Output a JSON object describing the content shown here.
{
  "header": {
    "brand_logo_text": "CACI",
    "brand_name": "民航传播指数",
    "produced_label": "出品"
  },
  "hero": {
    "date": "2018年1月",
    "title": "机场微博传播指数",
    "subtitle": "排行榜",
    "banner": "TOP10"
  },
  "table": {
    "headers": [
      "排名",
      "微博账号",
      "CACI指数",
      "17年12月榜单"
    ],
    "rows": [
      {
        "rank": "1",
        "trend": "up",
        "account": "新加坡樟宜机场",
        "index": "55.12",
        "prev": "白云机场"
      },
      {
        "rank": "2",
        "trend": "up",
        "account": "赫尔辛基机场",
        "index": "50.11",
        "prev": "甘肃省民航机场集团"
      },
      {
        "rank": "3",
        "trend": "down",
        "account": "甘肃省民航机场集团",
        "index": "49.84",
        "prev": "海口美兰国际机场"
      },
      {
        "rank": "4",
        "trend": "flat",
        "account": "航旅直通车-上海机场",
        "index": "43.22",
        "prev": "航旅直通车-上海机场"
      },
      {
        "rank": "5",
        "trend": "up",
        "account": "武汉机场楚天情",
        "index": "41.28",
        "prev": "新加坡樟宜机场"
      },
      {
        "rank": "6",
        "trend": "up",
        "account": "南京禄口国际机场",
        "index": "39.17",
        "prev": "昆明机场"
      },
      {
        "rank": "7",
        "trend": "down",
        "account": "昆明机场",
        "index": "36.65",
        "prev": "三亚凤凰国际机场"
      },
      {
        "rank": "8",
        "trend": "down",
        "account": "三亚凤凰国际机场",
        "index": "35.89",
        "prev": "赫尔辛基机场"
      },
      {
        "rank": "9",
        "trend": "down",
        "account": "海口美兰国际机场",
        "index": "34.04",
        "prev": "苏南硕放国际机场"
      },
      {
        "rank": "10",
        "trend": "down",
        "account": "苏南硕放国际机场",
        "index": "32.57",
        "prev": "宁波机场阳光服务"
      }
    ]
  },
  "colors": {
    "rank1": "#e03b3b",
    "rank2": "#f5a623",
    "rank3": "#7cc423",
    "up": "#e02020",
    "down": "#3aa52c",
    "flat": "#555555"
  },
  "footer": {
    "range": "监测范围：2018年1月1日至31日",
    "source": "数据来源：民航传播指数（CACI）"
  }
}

§ **AIM**:
Copy each line of the records that contains the word "account".

§ **OUTPUT FOR THIS EXERCISE**:
        "account": "新加坡樟宜机场",
        "account": "赫尔辛基机场",
        "account": "甘肃省民航机场集团",
        "account": "航旅直通车-上海机场",
        "account": "武汉机场楚天情",
        "account": "南京禄口国际机场",
        "account": "昆明机场",
        "account": "三亚凤凰国际机场",
        "account": "海口美兰国际机场",
        "account": "苏南硕放国际机场",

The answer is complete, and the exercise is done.